§ **TASK**: Locate each line holding the string "Enumerate" and copy it.

§ **DATASET CONTENT**:
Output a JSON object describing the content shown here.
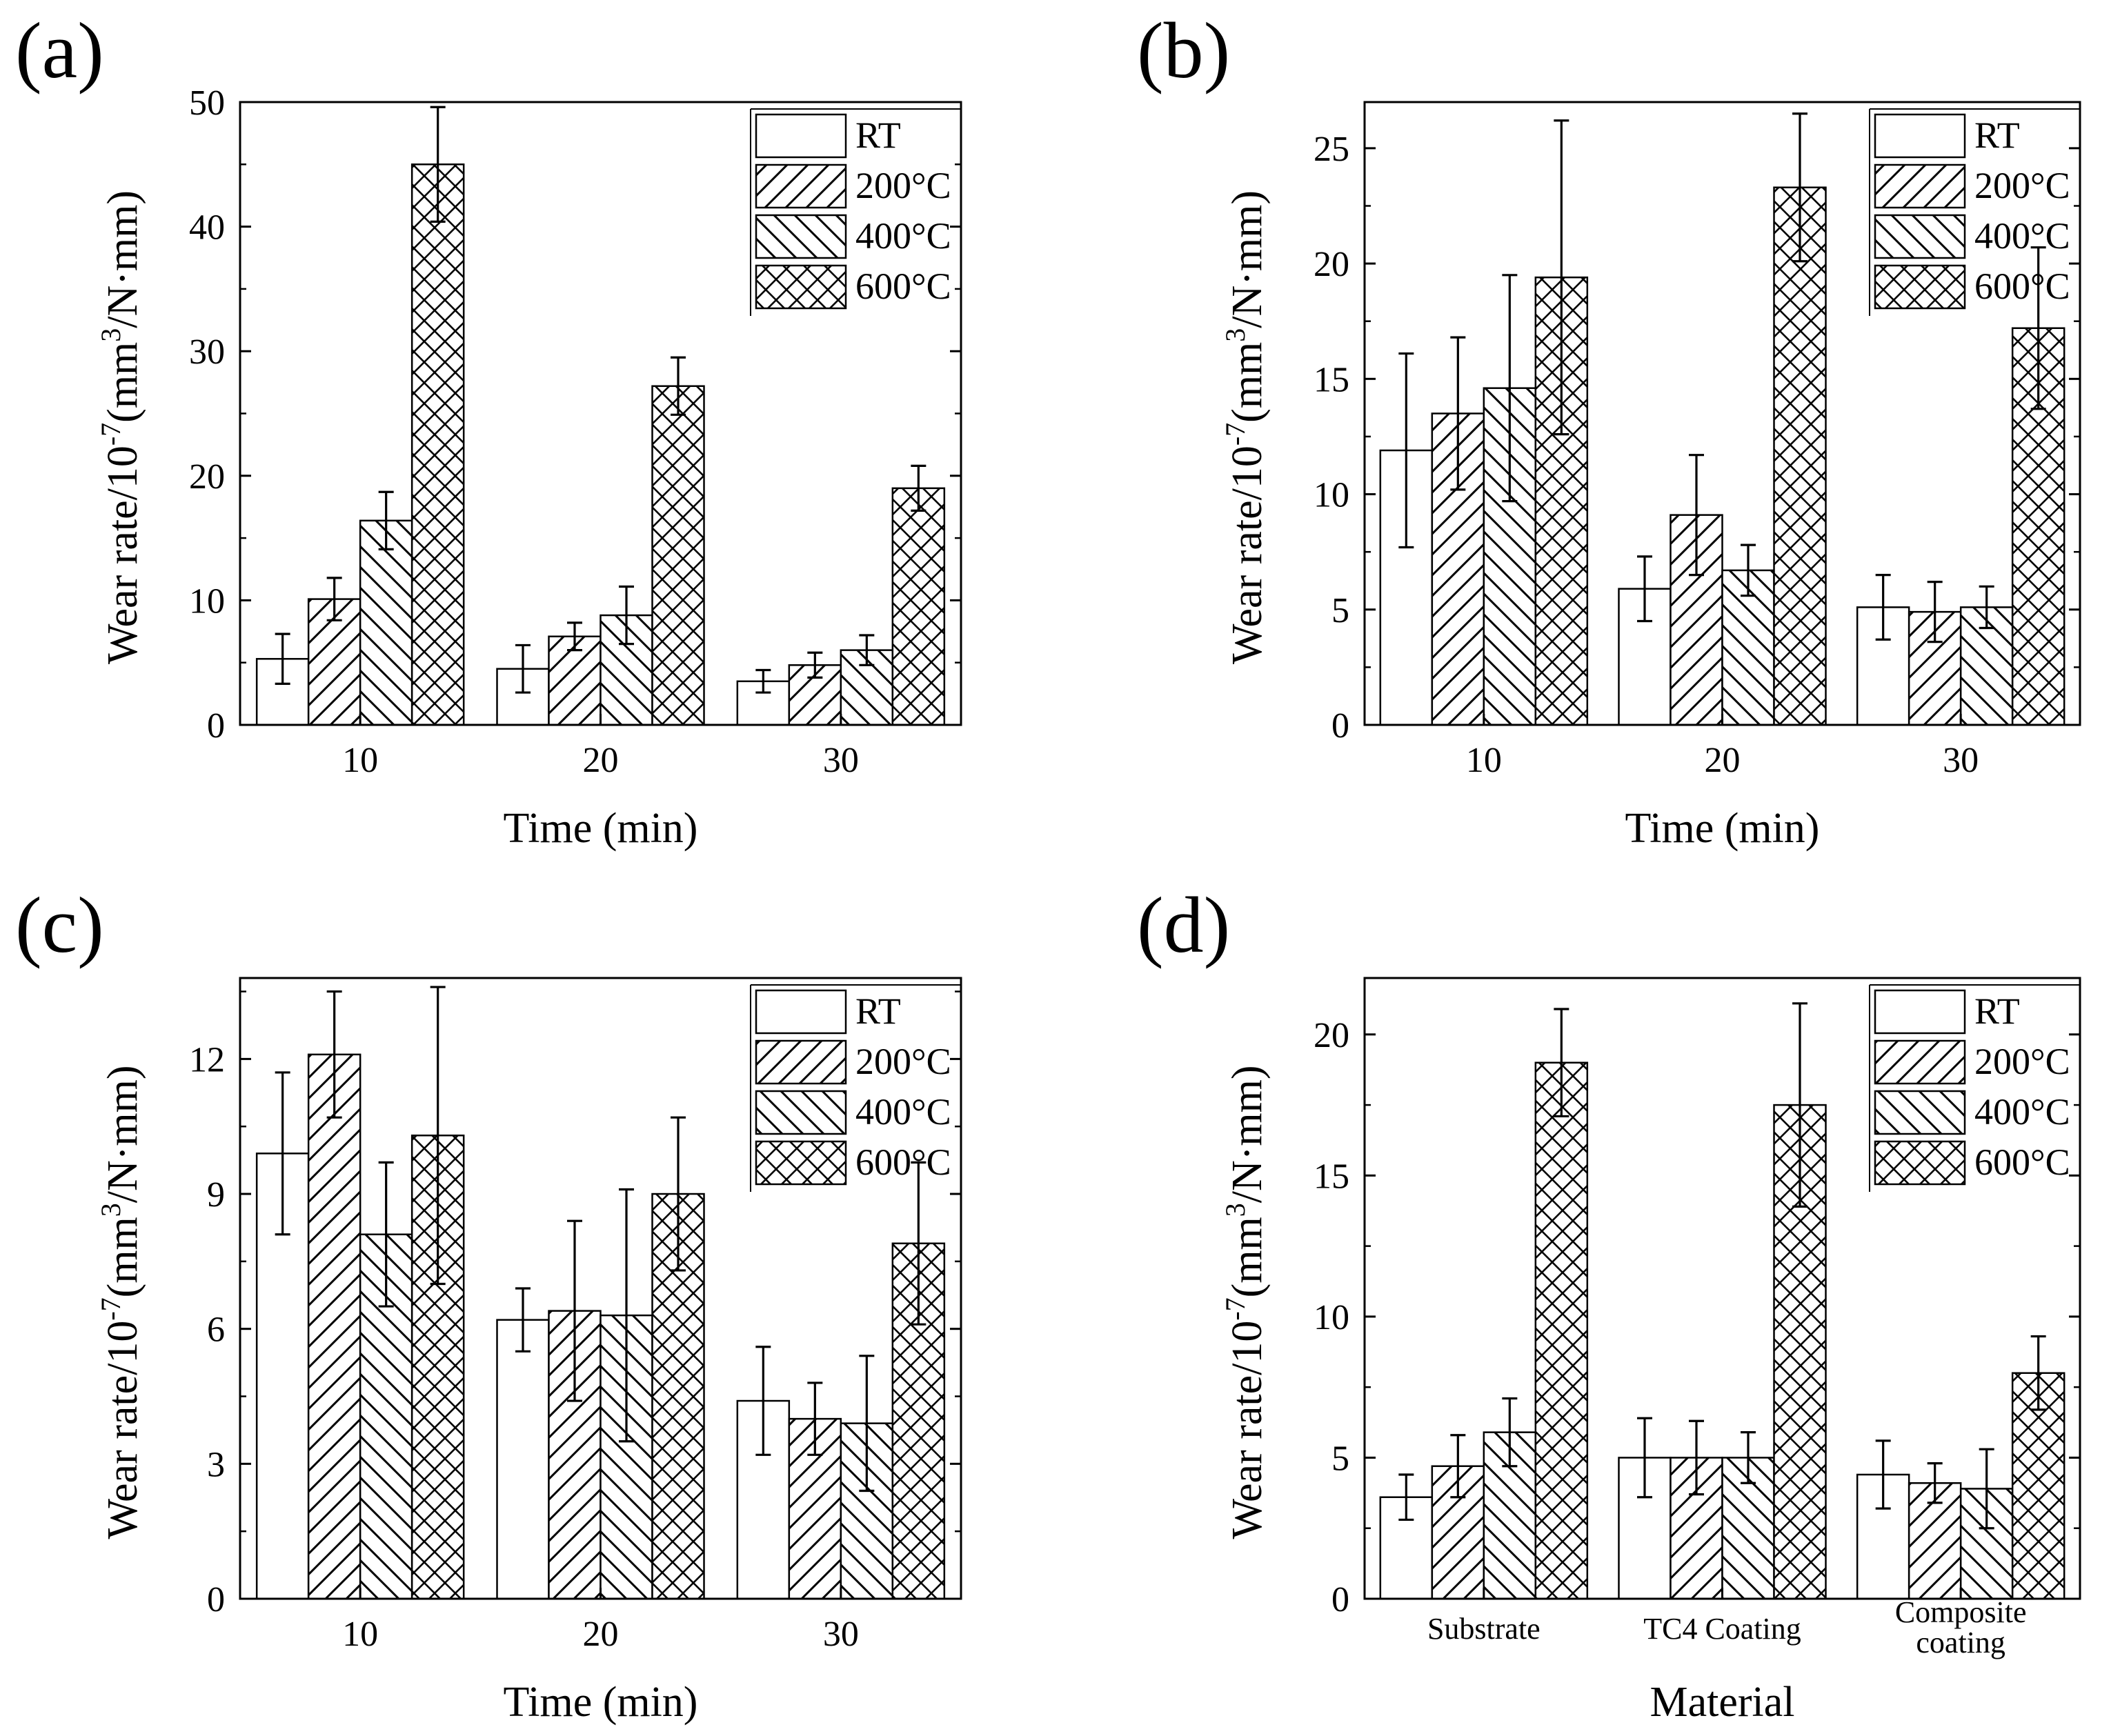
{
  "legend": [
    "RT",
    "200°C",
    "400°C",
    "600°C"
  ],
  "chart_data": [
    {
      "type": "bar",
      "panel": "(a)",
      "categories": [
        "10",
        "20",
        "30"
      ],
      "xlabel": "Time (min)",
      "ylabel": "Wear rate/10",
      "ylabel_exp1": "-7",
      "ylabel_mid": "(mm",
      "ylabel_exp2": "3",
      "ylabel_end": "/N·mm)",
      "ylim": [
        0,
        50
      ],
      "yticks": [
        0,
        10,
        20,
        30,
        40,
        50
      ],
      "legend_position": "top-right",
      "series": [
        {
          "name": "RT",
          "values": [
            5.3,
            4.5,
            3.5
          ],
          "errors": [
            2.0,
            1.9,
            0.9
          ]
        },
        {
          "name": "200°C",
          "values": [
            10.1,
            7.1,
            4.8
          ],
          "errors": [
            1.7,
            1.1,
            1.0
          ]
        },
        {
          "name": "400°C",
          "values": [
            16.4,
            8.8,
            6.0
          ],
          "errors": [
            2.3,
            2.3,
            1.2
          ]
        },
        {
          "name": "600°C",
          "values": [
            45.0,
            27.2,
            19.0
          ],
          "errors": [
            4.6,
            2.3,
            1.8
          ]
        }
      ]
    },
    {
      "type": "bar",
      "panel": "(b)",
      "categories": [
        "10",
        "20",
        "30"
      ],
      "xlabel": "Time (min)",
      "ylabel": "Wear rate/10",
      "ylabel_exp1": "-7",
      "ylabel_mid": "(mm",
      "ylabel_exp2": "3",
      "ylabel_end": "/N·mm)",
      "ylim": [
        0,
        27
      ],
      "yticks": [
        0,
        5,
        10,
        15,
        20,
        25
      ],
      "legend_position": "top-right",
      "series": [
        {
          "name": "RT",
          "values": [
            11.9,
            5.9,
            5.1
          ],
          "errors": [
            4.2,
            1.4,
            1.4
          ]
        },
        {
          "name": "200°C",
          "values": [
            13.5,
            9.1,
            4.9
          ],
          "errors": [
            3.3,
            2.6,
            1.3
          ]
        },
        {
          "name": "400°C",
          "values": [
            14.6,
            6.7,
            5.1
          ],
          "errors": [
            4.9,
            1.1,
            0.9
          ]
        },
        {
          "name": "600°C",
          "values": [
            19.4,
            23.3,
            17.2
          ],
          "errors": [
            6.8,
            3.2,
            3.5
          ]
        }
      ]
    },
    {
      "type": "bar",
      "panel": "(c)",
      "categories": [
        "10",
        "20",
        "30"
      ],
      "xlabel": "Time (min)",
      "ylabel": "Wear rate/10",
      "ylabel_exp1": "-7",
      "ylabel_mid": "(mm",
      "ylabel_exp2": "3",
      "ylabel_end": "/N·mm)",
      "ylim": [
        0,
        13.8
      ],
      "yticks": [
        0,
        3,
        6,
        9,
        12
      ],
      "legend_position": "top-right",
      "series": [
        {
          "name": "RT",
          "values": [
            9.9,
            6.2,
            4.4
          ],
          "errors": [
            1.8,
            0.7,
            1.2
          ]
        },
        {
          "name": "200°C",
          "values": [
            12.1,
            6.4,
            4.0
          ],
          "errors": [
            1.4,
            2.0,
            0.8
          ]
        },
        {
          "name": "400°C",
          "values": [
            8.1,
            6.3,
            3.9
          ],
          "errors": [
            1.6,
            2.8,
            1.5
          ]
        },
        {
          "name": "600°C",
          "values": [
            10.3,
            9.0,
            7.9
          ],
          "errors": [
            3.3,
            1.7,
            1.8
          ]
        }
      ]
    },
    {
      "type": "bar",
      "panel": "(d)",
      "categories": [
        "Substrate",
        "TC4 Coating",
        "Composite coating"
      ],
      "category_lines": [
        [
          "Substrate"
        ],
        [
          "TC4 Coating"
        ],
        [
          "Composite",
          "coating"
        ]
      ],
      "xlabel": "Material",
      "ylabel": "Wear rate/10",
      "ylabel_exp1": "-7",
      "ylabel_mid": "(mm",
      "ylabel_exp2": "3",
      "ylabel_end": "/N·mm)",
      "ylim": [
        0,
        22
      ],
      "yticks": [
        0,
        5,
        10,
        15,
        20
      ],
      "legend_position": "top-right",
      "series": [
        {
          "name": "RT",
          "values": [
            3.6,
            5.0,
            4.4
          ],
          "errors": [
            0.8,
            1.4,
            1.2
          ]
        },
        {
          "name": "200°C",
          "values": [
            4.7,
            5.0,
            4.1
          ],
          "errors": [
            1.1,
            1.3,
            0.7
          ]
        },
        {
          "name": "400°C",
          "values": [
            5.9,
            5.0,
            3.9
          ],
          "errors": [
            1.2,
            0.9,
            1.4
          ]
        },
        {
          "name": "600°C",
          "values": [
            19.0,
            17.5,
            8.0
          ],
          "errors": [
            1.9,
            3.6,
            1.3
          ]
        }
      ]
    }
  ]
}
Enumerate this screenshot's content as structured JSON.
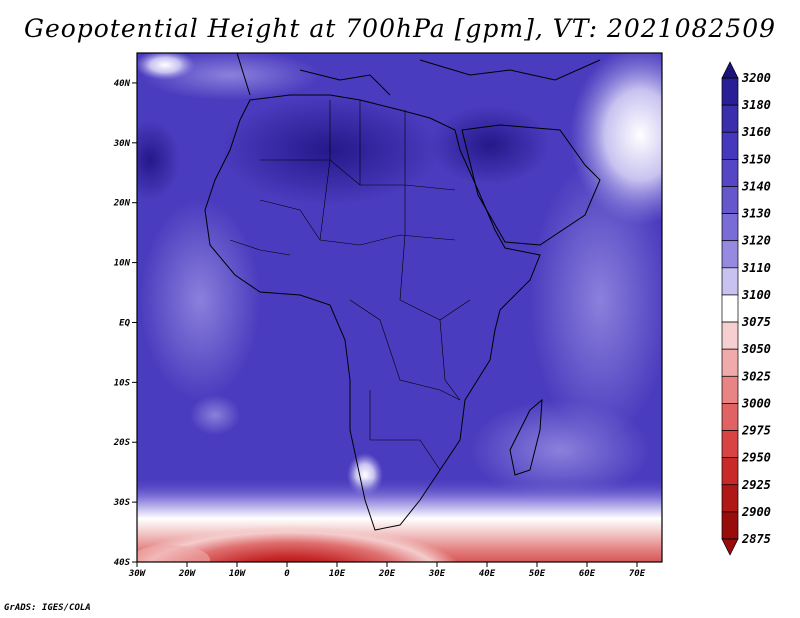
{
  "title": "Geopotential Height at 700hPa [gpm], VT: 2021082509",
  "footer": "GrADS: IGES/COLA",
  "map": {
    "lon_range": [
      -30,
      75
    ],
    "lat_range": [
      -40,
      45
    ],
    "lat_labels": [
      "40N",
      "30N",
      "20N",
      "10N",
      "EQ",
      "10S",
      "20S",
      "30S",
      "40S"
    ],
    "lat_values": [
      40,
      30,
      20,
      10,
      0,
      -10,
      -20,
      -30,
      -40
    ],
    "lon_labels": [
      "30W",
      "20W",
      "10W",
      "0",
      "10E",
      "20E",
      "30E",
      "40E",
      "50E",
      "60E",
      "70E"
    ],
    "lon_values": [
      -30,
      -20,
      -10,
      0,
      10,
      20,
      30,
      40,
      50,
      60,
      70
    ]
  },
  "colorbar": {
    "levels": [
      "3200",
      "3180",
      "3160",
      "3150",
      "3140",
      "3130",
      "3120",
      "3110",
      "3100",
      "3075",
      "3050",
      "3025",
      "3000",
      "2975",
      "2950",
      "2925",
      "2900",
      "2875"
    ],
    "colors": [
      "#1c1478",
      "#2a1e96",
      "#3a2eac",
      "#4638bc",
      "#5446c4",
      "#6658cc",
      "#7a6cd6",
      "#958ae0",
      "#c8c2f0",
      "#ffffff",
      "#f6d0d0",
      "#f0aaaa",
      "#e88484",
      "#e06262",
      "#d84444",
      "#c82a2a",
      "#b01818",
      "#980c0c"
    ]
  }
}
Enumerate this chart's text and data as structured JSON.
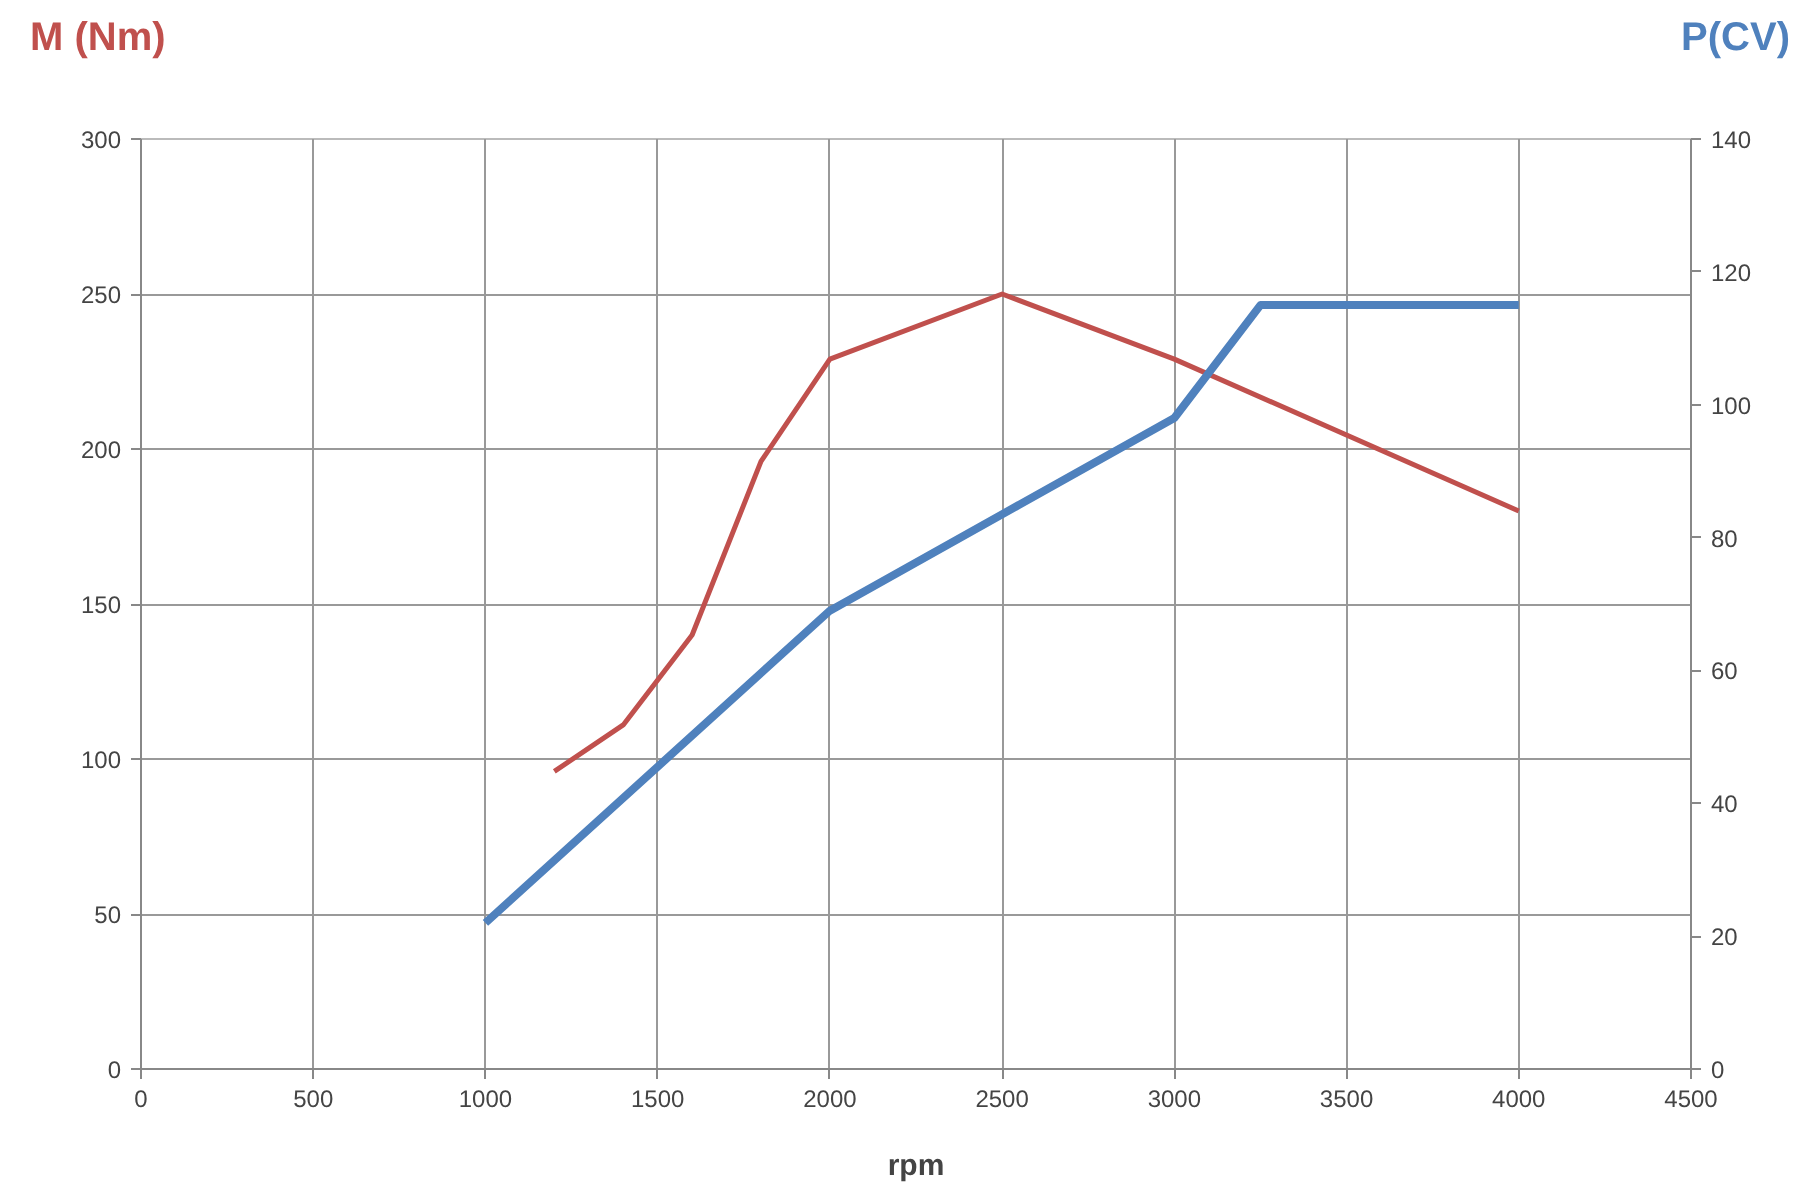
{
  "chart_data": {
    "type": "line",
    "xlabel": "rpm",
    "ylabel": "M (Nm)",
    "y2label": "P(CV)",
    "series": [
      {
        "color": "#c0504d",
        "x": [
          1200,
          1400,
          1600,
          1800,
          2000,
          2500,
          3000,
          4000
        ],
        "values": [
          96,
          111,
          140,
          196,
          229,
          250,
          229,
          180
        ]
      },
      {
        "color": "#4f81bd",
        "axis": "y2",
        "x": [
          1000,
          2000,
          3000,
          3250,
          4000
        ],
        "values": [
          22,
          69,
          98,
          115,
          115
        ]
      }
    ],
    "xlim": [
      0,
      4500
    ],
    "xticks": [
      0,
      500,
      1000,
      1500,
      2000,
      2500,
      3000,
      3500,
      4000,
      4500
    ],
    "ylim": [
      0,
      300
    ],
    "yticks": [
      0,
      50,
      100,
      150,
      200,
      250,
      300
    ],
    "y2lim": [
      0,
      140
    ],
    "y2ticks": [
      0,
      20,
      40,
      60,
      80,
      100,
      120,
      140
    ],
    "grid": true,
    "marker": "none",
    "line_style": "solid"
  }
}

§ **TASK RESPONSE**:
Enumerate this screenshot's content as structured JSON.
Enumerate this chart's text and data as structured JSON.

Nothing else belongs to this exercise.